• [What is required]: Write out the complete material exactly as it stands.

• [Source material]:
_ _ _
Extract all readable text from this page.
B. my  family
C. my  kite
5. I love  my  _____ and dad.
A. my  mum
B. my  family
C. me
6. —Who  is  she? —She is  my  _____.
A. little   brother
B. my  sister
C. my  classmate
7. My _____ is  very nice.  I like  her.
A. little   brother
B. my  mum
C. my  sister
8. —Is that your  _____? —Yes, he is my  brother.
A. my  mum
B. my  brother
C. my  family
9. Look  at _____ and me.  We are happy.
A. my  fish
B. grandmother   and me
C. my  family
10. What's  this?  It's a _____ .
_ _ _
• [Exercise result]:
Extract all readable text from this page.
B. my  family
C. my  kite
5. I love  my  _____ and dad.
A. my  mum
B. my  family
C. me
6. —Who  is  she? —She is  my  _____.
A. little   brother
B. my  sister
C. my  classmate
7. My _____ is  very nice.  I like  her.
A. little   brother
B. my  mum
C. my  sister
8. —Is that your  _____? —Yes, he is my  brother.
A. my  mum
B. my  brother
C. my  family
9. Look  at _____ and me.  We are happy.
A. my  fish
B. grandmother   and me
C. my  family
10. What's  this?  It's a _____ .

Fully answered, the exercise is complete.